## Exercise
Write out the complete material exactly as it stands.

## Extracted records
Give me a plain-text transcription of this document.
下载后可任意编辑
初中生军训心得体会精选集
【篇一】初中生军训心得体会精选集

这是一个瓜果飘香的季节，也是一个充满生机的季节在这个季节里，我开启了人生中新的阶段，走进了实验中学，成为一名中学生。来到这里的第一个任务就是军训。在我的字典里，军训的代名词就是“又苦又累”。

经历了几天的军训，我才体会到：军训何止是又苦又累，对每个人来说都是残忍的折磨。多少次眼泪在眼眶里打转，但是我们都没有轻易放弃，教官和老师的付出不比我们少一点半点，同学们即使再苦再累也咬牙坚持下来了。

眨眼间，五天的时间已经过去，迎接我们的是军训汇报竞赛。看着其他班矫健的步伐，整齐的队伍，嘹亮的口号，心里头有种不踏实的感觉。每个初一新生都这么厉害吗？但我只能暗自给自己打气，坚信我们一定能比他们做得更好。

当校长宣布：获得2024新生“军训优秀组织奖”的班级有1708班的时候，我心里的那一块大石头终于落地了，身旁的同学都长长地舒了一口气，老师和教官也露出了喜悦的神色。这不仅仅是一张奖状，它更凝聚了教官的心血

## Response to the task
Give me a plain-text transcription of this document.
下载后可任意编辑
初中生军训心得体会精选集
【篇一】初中生军训心得体会精选集

这是一个瓜果飘香的季节，也是一个充满生机的季节在这个季节里，我开启了人生中新的阶段，走进了实验中学，成为一名中学生。来到这里的第一个任务就是军训。在我的字典里，军训的代名词就是“又苦又累”。

经历了几天的军训，我才体会到：军训何止是又苦又累，对每个人来说都是残忍的折磨。多少次眼泪在眼眶里打转，但是我们都没有轻易放弃，教官和老师的付出不比我们少一点半点，同学们即使再苦再累也咬牙坚持下来了。

眨眼间，五天的时间已经过去，迎接我们的是军训汇报竞赛。看着其他班矫健的步伐，整齐的队伍，嘹亮的口号，心里头有种不踏实的感觉。每个初一新生都这么厉害吗？但我只能暗自给自己打气，坚信我们一定能比他们做得更好。

当校长宣布：获得2024新生“军训优秀组织奖”的班级有1708班的时候，我心里的那一块大石头终于落地了，身旁的同学都长长地舒了一口气，老师和教官也露出了喜悦的神色。这不仅仅是一张奖状，它更凝聚了教官的心血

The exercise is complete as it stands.